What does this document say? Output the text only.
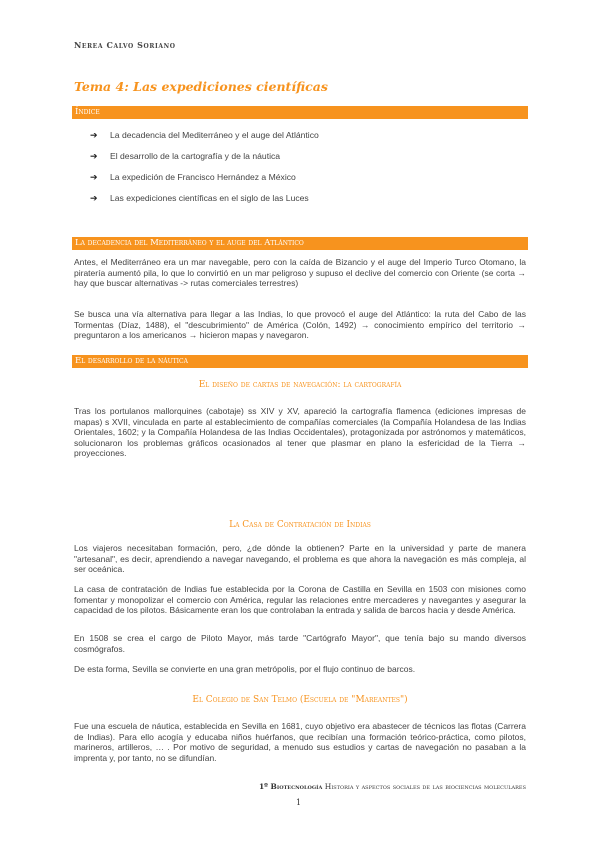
Nerea Calvo Soriano
Tema 4: Las expediciones científicas
Índice
➔	La decadencia del Mediterráneo y el auge del Atlántico
➔	El desarrollo de la cartografía y de la náutica
➔	La expedición de Francisco Hernández a México
➔	Las expediciones científicas en el siglo de las Luces
La decadencia del Mediterráneo y el auge del Atlántico

Antes, el Mediterráneo era un mar navegable, pero con la caída de Bizancio y el auge del Imperio Turco Otomano, la piratería aumentó pila, lo que lo convirtió en un mar peligroso y supuso el declive del comercio con Oriente (se corta → hay que buscar alternativas -> rutas comerciales terrestres)

Se busca una vía alternativa para llegar a las Indias, lo que provocó el auge del Atlántico: la ruta del Cabo de las Tormentas (Díaz, 1488), el "descubrimiento" de América (Colón, 1492) → conocimiento empírico del territorio → preguntaron a los americanos → hicieron mapas y navegaron.

El desarrollo de la náutica

El diseño de cartas de navegación: la cartografía

Tras los portulanos mallorquines (cabotaje) ss XIV y XV, apareció la cartografía flamenca (ediciones impresas de mapas) s XVII, vinculada en parte al establecimiento de compañías comerciales (la Compañía Holandesa de las Indias Orientales, 1602; y la Compañía Holandesa de las Indias Occidentales), protagonizada por astrónomos y matemáticos, solucionaron los problemas gráficos ocasionados al tener que plasmar en plano la esfericidad de la Tierra → proyecciones.

La Casa de Contratación de Indias

Los viajeros necesitaban formación, pero, ¿de dónde la obtienen? Parte en la universidad y parte de manera "artesanal", es decir, aprendiendo a navegar navegando, el problema es que ahora la navegación es más compleja, al ser oceánica.

La casa de contratación de Indias fue establecida por la Corona de Castilla en Sevilla en 1503 con misiones como fomentar y monopolizar el comercio con América, regular las relaciones entre mercaderes y navegantes y asegurar la capacidad de los pilotos. Básicamente eran los que controlaban la entrada y salida de barcos hacia y desde América.

En 1508 se crea el cargo de Piloto Mayor, más tarde "Cartógrafo Mayor", que tenía bajo su mando diversos cosmógrafos.

De esta forma, Sevilla se convierte en una gran metrópolis, por el flujo continuo de barcos.

El Colegio de San Telmo (Escuela de "Mareantes")

Fue una escuela de náutica, establecida en Sevilla en 1681, cuyo objetivo era abastecer de técnicos las flotas (Carrera de Indias). Para ello acogía y educaba niños huérfanos, que recibían una formación teórico-práctica, como pilotos, marineros, artilleros, … . Por motivo de seguridad, a menudo sus estudios y cartas de navegación no pasaban a la imprenta y, por tanto, no se difundían.

1º Biotecnología Historia y aspectos sociales de las biociencias moleculares
1
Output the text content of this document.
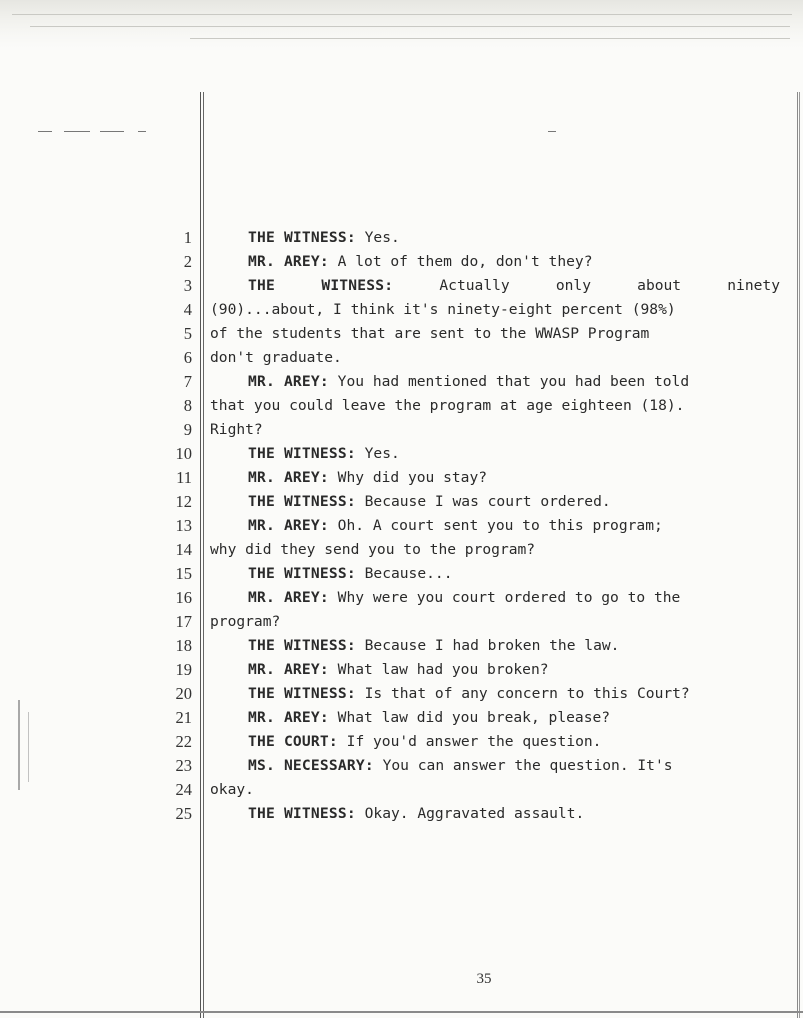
1
2
3
4
5
6
7
8
9
10
11
12
13
14
15
16
17
18
19
20
21
22
23
24
25
THE WITNESS: Yes.
MR. AREY: A lot of them do, don't they?
THE WITNESS: Actually only about ninety
(90)...about, I think it's ninety-eight percent (98%)
of the students that are sent to the WWASP Program
don't graduate.
MR. AREY: You had mentioned that you had been told
that you could leave the program at age eighteen (18).
Right?
THE WITNESS: Yes.
MR. AREY: Why did you stay?
THE WITNESS: Because I was court ordered.
MR. AREY: Oh. A court sent you to this program;
why did they send you to the program?
THE WITNESS: Because...
MR. AREY: Why were you court ordered to go to the
program?
THE WITNESS: Because I had broken the law.
MR. AREY: What law had you broken?
THE WITNESS: Is that of any concern to this Court?
MR. AREY: What law did you break, please?
THE COURT: If you'd answer the question.
MS. NECESSARY: You can answer the question. It's
okay.
THE WITNESS: Okay. Aggravated assault.
35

====

### TASK TO COMPLETE
Pictures do not go in the copy. Write out exactly the lines from the line containing "Output the text content of this document." through the last line of the listing.

### WORKED ANSWER
Output the text content of this document.
1
2
3
4
5
6
7
8
9
10
11
12
13
14
15
16
17
18
19
20
21
22
23
24
25
THE WITNESS: Yes.
MR. AREY: A lot of them do, don't they?
THE WITNESS: Actually only about ninety
(90)...about, I think it's ninety-eight percent (98%)
of the students that are sent to the WWASP Program
don't graduate.
MR. AREY: You had mentioned that you had been told
that you could leave the program at age eighteen (18).
Right?
THE WITNESS: Yes.
MR. AREY: Why did you stay?
THE WITNESS: Because I was court ordered.
MR. AREY: Oh. A court sent you to this program;
why did they send you to the program?
THE WITNESS: Because...
MR. AREY: Why were you court ordered to go to the
program?
THE WITNESS: Because I had broken the law.
MR. AREY: What law had you broken?
THE WITNESS: Is that of any concern to this Court?
MR. AREY: What law did you break, please?
THE COURT: If you'd answer the question.
MS. NECESSARY: You can answer the question. It's
okay.
THE WITNESS: Okay. Aggravated assault.
35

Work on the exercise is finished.